━━━ INFORMATION PROVIDED

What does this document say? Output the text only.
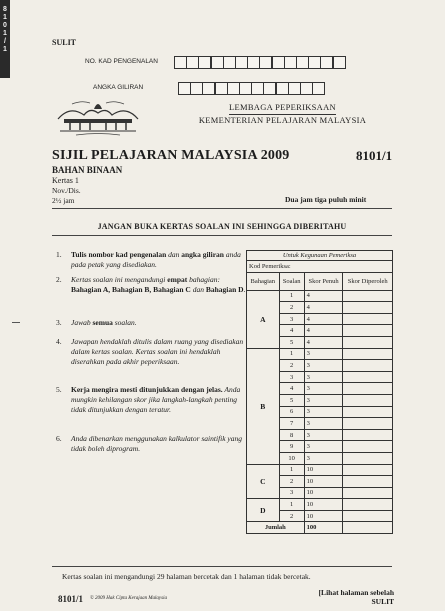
8
1
0
1
/
1
SULIT
NO. KAD PENGENALAN
ANGKA GILIRAN
LEMBAGA PEPERIKSAAN
KEMENTERIAN PELAJARAN MALAYSIA
SIJIL PELAJARAN MALAYSIA 2009	8101/1
BAHAN BINAAN
Kertas 1
Nov./Dis.
2½ jam	Dua jam tiga puluh minit
JANGAN BUKA KERTAS SOALAN INI SEHINGGA DIBERITAHU
1. Tulis nombor kad pengenalan dan angka giliran anda pada petak yang disediakan.
2. Kertas soalan ini mengandungi empat bahagian: Bahagian A, Bahagian B, Bahagian C dan Bahagian D.
3. Jawab semua soalan.
4. Jawapan hendaklah ditulis dalam ruang yang disediakan dalam kertas soalan. Kertas soalan ini hendaklah diserahkan pada akhir peperiksaan.
5. Kerja mengira mesti ditunjukkan dengan jelas. Anda mungkin kehilangan skor jika langkah-langkah penting tidak ditunjukkan dengan teratur.
6. Anda dibenarkan menggunakan kalkulator saintifik yang tidak boleh diprogram.
Untuk Kegunaan Pemeriksa			
Kod Pemeriksa:			
Bahagian	Soalan	Skor Penuh	Skor Diperoleh
A	1	4	
	2	4	
	3	4	
	4	4	
	5	4	
B	1	3	
	2	3	
	3	3	
	4	3	
	5	3	
	6	3	
	7	3	
	8	3	
	9	3	
	10	3	
C	1	10	
	2	10	
	3	10	
D	1	10	
	2	10	
Jumlah		100	
Kertas soalan ini mengandungi 29 halaman bercetak dan 1 halaman tidak bercetak.
8101/1 © 2009 Hak Cipta Kerajaan Malaysia
[Lihat halaman sebelah
SULIT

━━━━━━

Make an exact copy of the records above, with the pictures left out.

What does this document say? Output the text only.
8
1
0
1
/
1
SULIT
NO. KAD PENGENALAN
ANGKA GILIRAN
LEMBAGA PEPERIKSAAN
KEMENTERIAN PELAJARAN MALAYSIA
SIJIL PELAJARAN MALAYSIA 2009	8101/1
BAHAN BINAAN
Kertas 1
Nov./Dis.
2½ jam	Dua jam tiga puluh minit
JANGAN BUKA KERTAS SOALAN INI SEHINGGA DIBERITAHU
1. Tulis nombor kad pengenalan dan angka giliran anda pada petak yang disediakan.
2. Kertas soalan ini mengandungi empat bahagian: Bahagian A, Bahagian B, Bahagian C dan Bahagian D.
3. Jawab semua soalan.
4. Jawapan hendaklah ditulis dalam ruang yang disediakan dalam kertas soalan. Kertas soalan ini hendaklah diserahkan pada akhir peperiksaan.
5. Kerja mengira mesti ditunjukkan dengan jelas. Anda mungkin kehilangan skor jika langkah-langkah penting tidak ditunjukkan dengan teratur.
6. Anda dibenarkan menggunakan kalkulator saintifik yang tidak boleh diprogram.
Untuk Kegunaan Pemeriksa			
Kod Pemeriksa:			
Bahagian	Soalan	Skor Penuh	Skor Diperoleh
A	1	4	
	2	4	
	3	4	
	4	4	
	5	4	
B	1	3	
	2	3	
	3	3	
	4	3	
	5	3	
	6	3	
	7	3	
	8	3	
	9	3	
	10	3	
C	1	10	
	2	10	
	3	10	
D	1	10	
	2	10	
Jumlah		100	
Kertas soalan ini mengandungi 29 halaman bercetak dan 1 halaman tidak bercetak.
8101/1 © 2009 Hak Cipta Kerajaan Malaysia
[Lihat halaman sebelah
SULIT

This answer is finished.